PROVIDED TEXT:
▬▬▬▬▬▬▬▬▬▬
April 20, 2014 - Pope Francis delivered his special Easter message and blessing on Sunday, assuring the world that the good news of the resurrection of Jesus can transform “every human situation, marked by frailty, sin and death.” After Easter Sunday morning Mass he went up to the central balcony of St. Peter’s Basilica overlooking the vast square and delivered his Easter message and blessing, “Urbi et Orbi”, the Latin for 'to the city (i.e Rome) and to the world.” The Pope's “Urbi et Orbi” message is delivered twice a year – at Christmas and at Easter. Pope Francis delivered his Easter message entirely in Italian.
▬▬▬▬▬▬▬▬▬▬
[Element position data]
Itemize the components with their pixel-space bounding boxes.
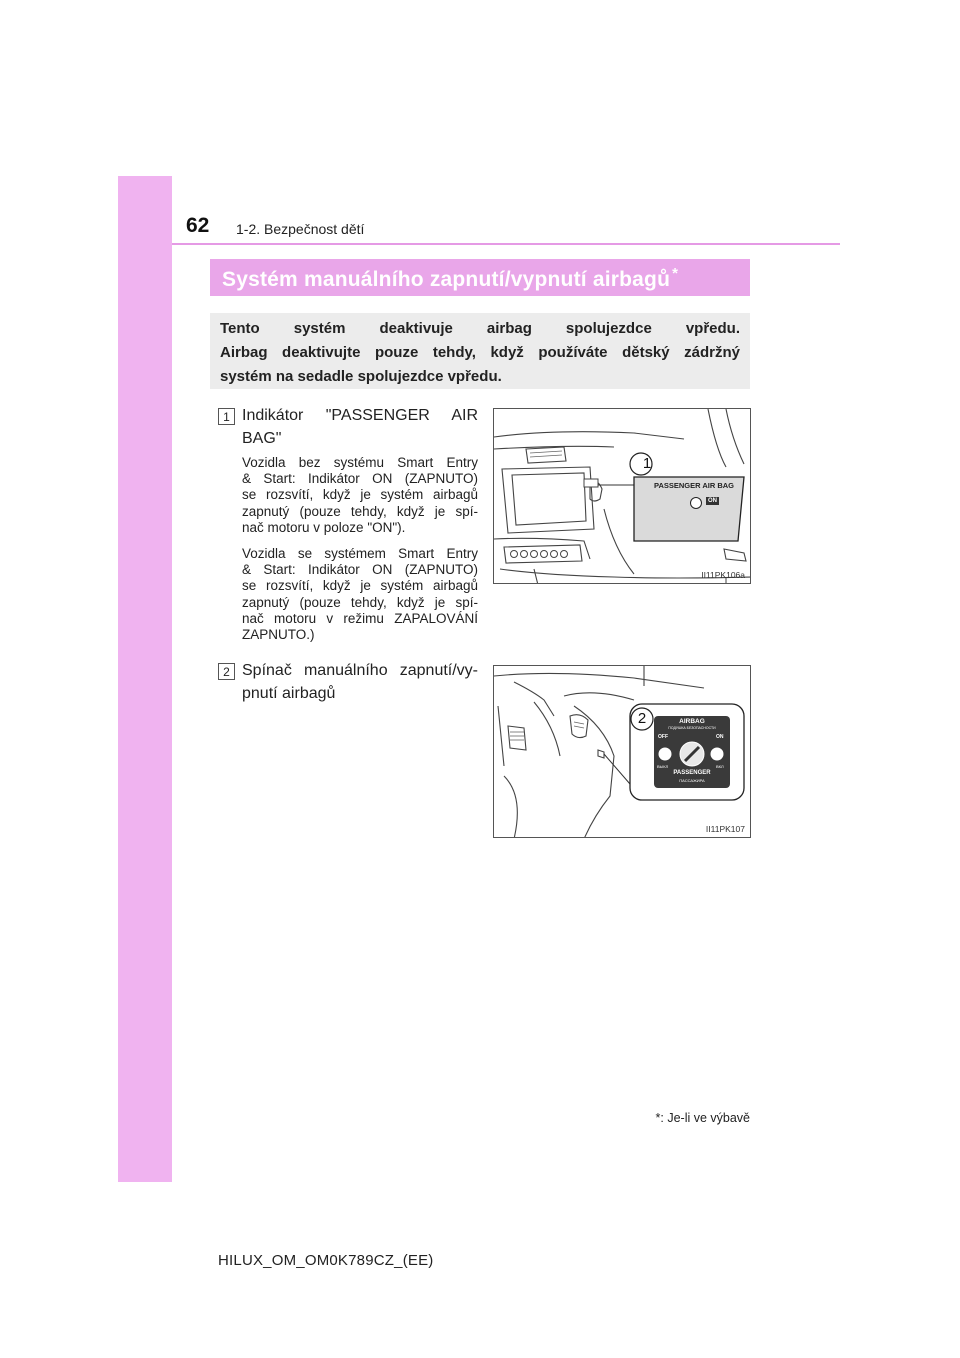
desc1-line: nač motoru v poloze "ON"). (242, 519, 406, 535)
desc1-line: Vozidla bez systému Smart Entry (242, 455, 478, 470)
desc1-line: zapnutý (pouze tehdy, když je spí- (242, 503, 478, 519)
intro-line-1: Tento systém deaktivuje airbag spolujezdce vpředu. (220, 320, 740, 337)
off-label: OFF (658, 734, 668, 740)
intro-line-3: systém na sedadle spolujezdce vpředu. (220, 368, 502, 385)
desc1-line: se rozsvítí, když je systém airbagů (242, 487, 478, 503)
desc2-line: zapnutý (pouze tehdy, když je spí- (242, 594, 478, 610)
airbag-switch-title: AIRBAG (679, 718, 705, 725)
item-number-1: 1 (218, 408, 235, 425)
intro-line-2: Airbag deaktivujte pouze tehdy, když používáte dětský zádržný (220, 344, 740, 361)
airbag-seat-icon (690, 497, 702, 509)
on-label-ru: ВКЛ (716, 764, 724, 769)
desc1-line: & Start: Indikátor ON (ZAPNUTO) (242, 471, 478, 487)
item-1-description-1 (242, 455, 478, 536)
figure-airbag-on-off-switch (493, 665, 751, 838)
passenger-airbag-label: PASSENGER AIR BAG (654, 481, 735, 490)
on-indicator: ON (708, 498, 717, 504)
figure-1-callout: 1 (642, 455, 652, 472)
passenger-label: PASSENGER (673, 770, 711, 776)
passenger-label-ru: ПАССАЖИРА (679, 778, 705, 783)
optional-equipment-mark: * (672, 265, 679, 282)
section-label: 1-2. Bezpečnost dětí (236, 221, 365, 237)
desc2-line: se rozsvítí, když je systém airbagů (242, 578, 478, 594)
figure-1-code: II11PK106a (701, 570, 745, 580)
off-label-ru: ВЫКЛ (657, 764, 669, 769)
desc2-line: ZAPNUTO.) (242, 627, 315, 643)
header-divider (172, 243, 840, 245)
figure-2-code: II11PK107 (705, 824, 745, 834)
desc2-line: & Start: Indikátor ON (ZAPNUTO) (242, 562, 478, 578)
chapter-sidebar-tab (118, 176, 172, 1182)
item-2-heading-line-1: Spínač manuálního zapnutí/vy- (242, 662, 478, 679)
desc2-line: nač motoru v režimu ZAPALOVÁNÍ (242, 610, 478, 626)
item-2-heading-line-2: pnutí airbagů (242, 685, 336, 702)
item-1-description-2 (242, 546, 478, 643)
footnote: *: Je-li ve výbavě (655, 1111, 750, 1125)
document-id: HILUX_OM_OM0K789CZ_(EE) (218, 1252, 434, 1269)
section-title-bar (210, 259, 750, 296)
on-label: ON (716, 734, 724, 740)
section-title-text: Systém manuálního zapnutí/vypnutí airbagů (222, 268, 671, 291)
page-number: 62 (186, 214, 210, 237)
item-number-2: 2 (218, 663, 235, 680)
item-1-heading-line-1: Indikátor "PASSENGER AIR (242, 407, 478, 424)
dashboard-illustration-2 (494, 666, 751, 838)
intro-box (210, 313, 750, 389)
section-title (222, 265, 678, 292)
item-2-heading (242, 659, 478, 705)
item-1-heading (242, 404, 478, 450)
airbag-switch-subtitle: ПОДУШКА БЕЗОПАСНОСТИ (668, 726, 716, 730)
figure-passenger-airbag-indicator (493, 408, 751, 584)
figure-2-callout: 2 (637, 710, 647, 727)
item-1-heading-line-2: BAG" (242, 430, 282, 447)
desc2-line: Vozidla se systémem Smart Entry (242, 546, 478, 561)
▬▬▬▬▬▬▬▬▬▬
SET PROBLEM A: In the Easter message report, what language did Pope Francis use for his Easter message?
SET PROBLEM B:
Decide whether each statement agrees with the Easter message report. Answer yes or no for each, and quote the words of the report that decide it.
(i) The "Urbi et Orbi" message is delivered only at Easter.
(ii) Pope Francis gave the message from the central balcony of St. Peter's Basilica.
(iii) The message came before Easter Sunday morning Mass.
SET PROBLEM C: Write a continuation of the Easter message report, picking up after its final sentence.

EXERCISE ANSWER A: He delivered it entirely in Italian.

EXERCISE ANSWER B:
(i) No: "The Pope's “Urbi et Orbi” message is delivered twice a year – at Christmas and at Easter."
(ii) Yes: "he went up to the central balcony of St. Peter’s Basilica"
(iii) No: "After Easter Sunday morning Mass he went up to the central balcony"

EXERCISE ANSWER C:
Pope Francis began his Urbi et Orbi picking out the greeting of the angel to the women: “Do not be afraid! I know that you are looking for Jesus who was crucified. He is not here; for he has been raised… Come, see the place where he lay.” The Pope said this is the culmination of the Gospel, it is the Good News par excellence: Jesus, who was crucified, is risen! This event is the basis of our faith and our hope. If Christ were not raised, Christianity would lose its very meaning; the whole mission of the Church would lose its impulse, for this is the point from which it first set out and continues to set out ever anew. The message which Christians bring to the world is this: Jesus, Love incarnate, died on the cross for our sins, but God the Father raised him and made him the Lord of life and death. In Jesus, love has triumphed over hatred, mercy over sinfulness, goodness over evil, truth over falsehood, life over death.

The Pope said we invite all to come and see knowing that in every human situation, marked by frailty, sin and death, the Good News is no mere matter of words, but a testimony to unconditional and faithful love: it is about leaving ourselves behind and encountering others, being close to those crushed by life’s troubles, sharing with the needy, standing at the side of the sick, elderly and the outcast… Love is more powerful, love gives life, love makes hope blossom in the wilderness.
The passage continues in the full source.